(Quellenauszug)

Optische Varianten von Sichtbeton
Die Gestaltung des Rohen

Sichtbeton kann naturgrau, glatt und unbehandelt, sozusagen direkt aus der Schalung, eine starke architektonische Aussage entwickeln. Neben dieser scheinbar ungestalteten Optik ist aber auch ein bewusstes und erkennbares Arbeiten mit Farben, Strukturen und Nachbehandlungen möglich.

Markus Hoeft

Rein sprachlich beschreibt das Wort Sichtbeton lediglich einen Beton, der sichtbar bleibt, also auch im fertigen Gebäudezustand nicht bekleidet, überdeckt, zugebaut oder in sonstiger Weise „unsichtbar“ ist. Einen Schritt weiter geht die fachliche Definition, wie sie z.B. im Merkblatt Sichtbeton von DBV und BDZ benutzt wird: „Betonflächen mit Anforderungen an das Aussehen … werden allgemein als ‚Sichtbeton‘ bezeichnet.“ Der Beton bleibt also sichtbar (nach der Wortbedeutung) bzw. muss Anforderungen an das Aussehen erfüllen (nach der Fachdefinition).
Das erklärt manches, aber gerade das für Planer, Betontechnologen und Bauherrn Wichtigste nicht, nämlich wie die Ansichtsflächen eigentlich aussehen und welche gestalterische Idee sie verkörpern sollen.
Ideengehalt von Sichtbeton
Je nach Projekt, Bauteil und Ausführungsart kann Sichtbeton eine Vielzahl ganz verschiedener architektonischer Leitgedanken ausdrücken, doch es gibt einige häufig wiederkehrende Grundaussagen. So unterstreicht Sichtbeton die Kubatur der Baukörper. Mit klaren Linien und einer oftstreng anmutenden Geometrie wird das skulpturale Element betont, im Extremfall wirkt das Gebäude wie aus einem großen Block herausgemeißelt.
Hiermit eng im Zusammenhang steht die Einheit von Form und Funktion: Jedes tragende Element ist eindeutig als solches zu erkennen, die Gebäudeansicht damit sozusagen eine rein ingenieurtechnische Statik — ohne Schnickschnack und Zierrat. Der Architekt nimmt sich scheinbar zurück, ist aber tatsächlich durch die Kubatur als gestaltetem Raum ungeheuer präsent. Zur reduzierten Gestaltung gehört auch das Puristische und Ungestaltete der Oberflächen. Sie präsentieren sich mit hoher Materialehrlichkeit oft unmittelbar so, wie sie aus der Schalung hervorgetreten sind. Ansichtsqualität, Textur und Farbigkeit entspringen allein dem Beton bzw. dem Betonierprozess. Auch dies kann wieder als Zurücknahme der Architektur interpretiert werden. Die Flächen assoziieren das Rohe und Unbehandelte, fast so, als hätten sich ihre Schöpfer bewusst keine Gedanken um die optische Erscheinung gemacht.

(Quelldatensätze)
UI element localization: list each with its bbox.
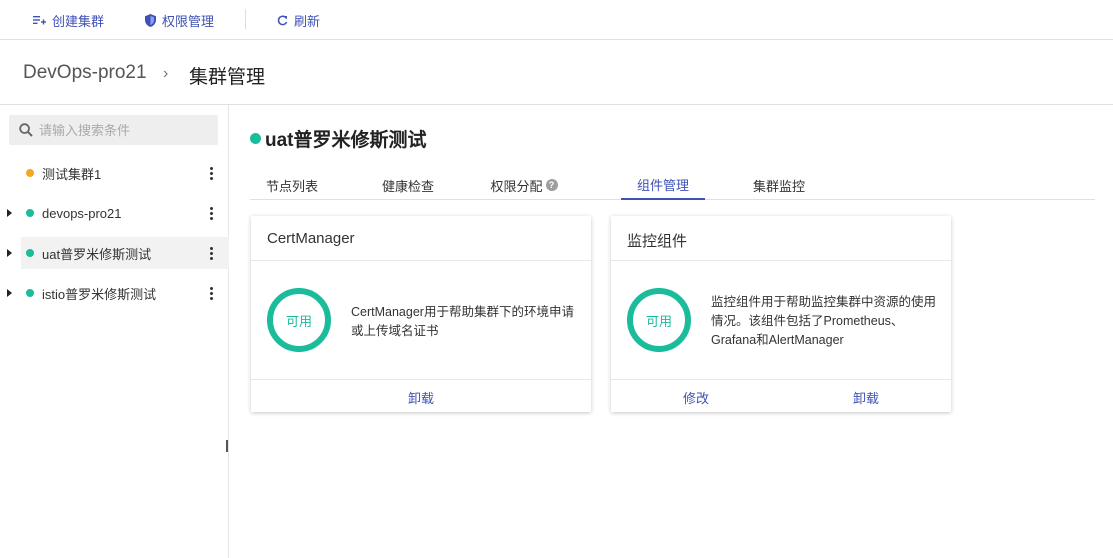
more-vert-icon[interactable] bbox=[205, 243, 217, 263]
sidebar-item-istio-prometheus-test[interactable]: istio普罗米修斯测试 bbox=[0, 277, 229, 309]
more-vert-icon[interactable] bbox=[205, 283, 217, 303]
refresh-button[interactable]: 刷新 bbox=[277, 0, 320, 40]
caret-right-icon[interactable] bbox=[7, 209, 12, 217]
tab-component-management[interactable]: 组件管理 bbox=[621, 170, 705, 200]
breadcrumb-parent[interactable]: DevOps-pro21 bbox=[23, 62, 147, 84]
page-title: 集群管理 bbox=[189, 67, 266, 88]
refresh-icon bbox=[277, 14, 288, 25]
create-cluster-button[interactable]: 创建集群 bbox=[33, 0, 104, 40]
status-text: 可用 bbox=[285, 313, 312, 329]
tab-label: 集群监控 bbox=[752, 178, 805, 194]
status-dot bbox=[26, 169, 34, 177]
sidebar-item-uat-prometheus-test[interactable]: uat普罗米修斯测试 bbox=[0, 237, 229, 269]
status-ring: 可用 bbox=[267, 288, 331, 352]
divider bbox=[611, 379, 951, 380]
permission-management-label: 权限管理 bbox=[162, 13, 215, 29]
card-description: CertManager用于帮助集群下的环境申请或上传域名证书 bbox=[351, 305, 574, 338]
shield-icon bbox=[145, 13, 156, 27]
cluster-title: uat普罗米修斯测试 bbox=[250, 125, 427, 152]
card-title: CertManager bbox=[267, 230, 355, 247]
caret-right-icon[interactable] bbox=[7, 249, 12, 257]
tab-node-list[interactable]: 节点列表 bbox=[250, 170, 334, 200]
component-card-certmanager: CertManager 可用 CertManager用于帮助集群下的环境申请或上… bbox=[251, 216, 591, 412]
refresh-label: 刷新 bbox=[294, 13, 321, 29]
playlist-add-icon bbox=[33, 16, 46, 25]
status-dot bbox=[250, 133, 261, 144]
sidebar-item-label: 测试集群1 bbox=[42, 166, 102, 182]
tab-bar: 节点列表 健康检查 权限分配 ? 组件管理 集群监控 bbox=[250, 170, 1095, 200]
tab-label: 节点列表 bbox=[265, 178, 318, 194]
sidebar-item-devops-pro21[interactable]: devops-pro21 bbox=[0, 197, 229, 229]
help-icon[interactable]: ? bbox=[545, 179, 558, 191]
tab-label: 健康检查 bbox=[381, 178, 434, 194]
status-dot bbox=[26, 249, 34, 257]
breadcrumb: DevOps-pro21 › 集群管理 bbox=[0, 40, 1113, 105]
sidebar-item-label: devops-pro21 bbox=[42, 205, 122, 221]
status-text: 可用 bbox=[645, 313, 672, 329]
sidebar: 测试集群1 devops-pro21 uat普罗米修斯测试 istio普罗米修斯… bbox=[0, 105, 229, 558]
chevron-right-icon: › bbox=[163, 65, 169, 82]
uninstall-button[interactable]: 卸载 bbox=[781, 386, 951, 408]
uninstall-button[interactable]: 卸载 bbox=[251, 386, 591, 408]
tab-label: 组件管理 bbox=[636, 177, 689, 193]
caret-right-icon[interactable] bbox=[7, 289, 12, 297]
sidebar-item-test-cluster-1[interactable]: 测试集群1 bbox=[0, 157, 229, 189]
cluster-name: uat普罗米修斯测试 bbox=[265, 130, 427, 151]
tab-permission-allocation[interactable]: 权限分配 ? bbox=[482, 170, 566, 200]
divider bbox=[251, 260, 591, 261]
status-dot bbox=[26, 289, 34, 297]
search-input[interactable] bbox=[39, 122, 199, 138]
sidebar-resize-handle[interactable] bbox=[226, 440, 228, 452]
card-title: 监控组件 bbox=[627, 233, 688, 250]
permission-management-button[interactable]: 权限管理 bbox=[145, 0, 214, 40]
tab-cluster-monitoring[interactable]: 集群监控 bbox=[737, 170, 821, 200]
card-description: 监控组件用于帮助监控集群中资源的使用情况。该组件包括了Prometheus、Gr… bbox=[711, 295, 937, 347]
tab-label: 权限分配 bbox=[490, 178, 543, 194]
component-card-monitoring: 监控组件 可用 监控组件用于帮助监控集群中资源的使用情况。该组件包括了Prome… bbox=[611, 216, 951, 412]
divider bbox=[611, 260, 951, 261]
more-vert-icon[interactable] bbox=[205, 163, 217, 183]
toolbar: 创建集群 权限管理 刷新 bbox=[0, 0, 1113, 40]
tab-health-check[interactable]: 健康检查 bbox=[366, 170, 450, 200]
more-vert-icon[interactable] bbox=[205, 203, 217, 223]
search-icon bbox=[19, 123, 33, 137]
sidebar-item-label: uat普罗米修斯测试 bbox=[42, 246, 152, 262]
toolbar-divider bbox=[245, 9, 246, 29]
search-box[interactable] bbox=[9, 115, 218, 145]
status-dot bbox=[26, 209, 34, 217]
divider bbox=[251, 379, 591, 380]
status-ring: 可用 bbox=[627, 288, 691, 352]
sidebar-item-label: istio普罗米修斯测试 bbox=[42, 286, 157, 302]
modify-button[interactable]: 修改 bbox=[611, 386, 781, 408]
create-cluster-label: 创建集群 bbox=[52, 13, 105, 29]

(Aufgabenstellung) Führe den Text über die Gestaltung von Sichtbeton im Anschluss an seinen letzten Satz weiter. Für die Bearbeitung werden die Datensätze nicht benötigt.

(Ergebnis der Übung)
Die Unmittelbarkeit, mit der bei Sichtbeton aus dem im Urzustand eher groben Baustoff Beton fein- und vielsinnig gestaltete Bausubstanz entsteht, dürfte einen wesentlichen Teil der Faszination der Bauweise bilden. Doch hat die direkte Ehrlichkeit im modernen Bauen auch ihre Grenzen. Denn nicht jeder sichtbare Beton muss zwangsläufig Teil des Tragwerks sein. Außenwände im energiegerechten Bauen beispielsweise zeigen außen meist nur ihre vorgehängte Wetterschale, hinter der sich die Wärmedämmung und erst danach die tragende Schale befindet.
Hohes Maß ideeller Durchdringung
Auch die Idee der ungestalteten Oberflächen kollidiert bei genauerem Nachdenken mit der Realität. Denn gerade Sichtbeton benötigt ein hohes Maß ideeller Durchdringung in technischer und architektonischer Hinsicht. Um die gewünschte gestalterische Aussage tatsächlich zu erreichen, sind intensive planerische Vorarbeit, intelligente Materialauswahl und nicht zuletzt ausführungstechnische Erfahrung notwendig. Architekt, Schalungslieferant und Betonbauer müssen sich also sehr wohl Gedanken um die optische Erscheinung der Oberflächen machen, in den meisten Fällen vermutlich deutlich mehr als beispielsweise bei verputzten Wänden.
Dies ist nun aber keinesfalls ein Argument gegen Sichtbeton, eher im Gegenteil. Es handelt sich um eine hochwertige, in jeder Beziehung durchgearbeitete Bauweise, in die sich der Architekt mit seiner ureigensten Kompetenz aktiv einbringen kann und muss: Durch intensive Gestaltung entsteht dann im Idealfall das hochspannende, scheinbar Ungestaltete.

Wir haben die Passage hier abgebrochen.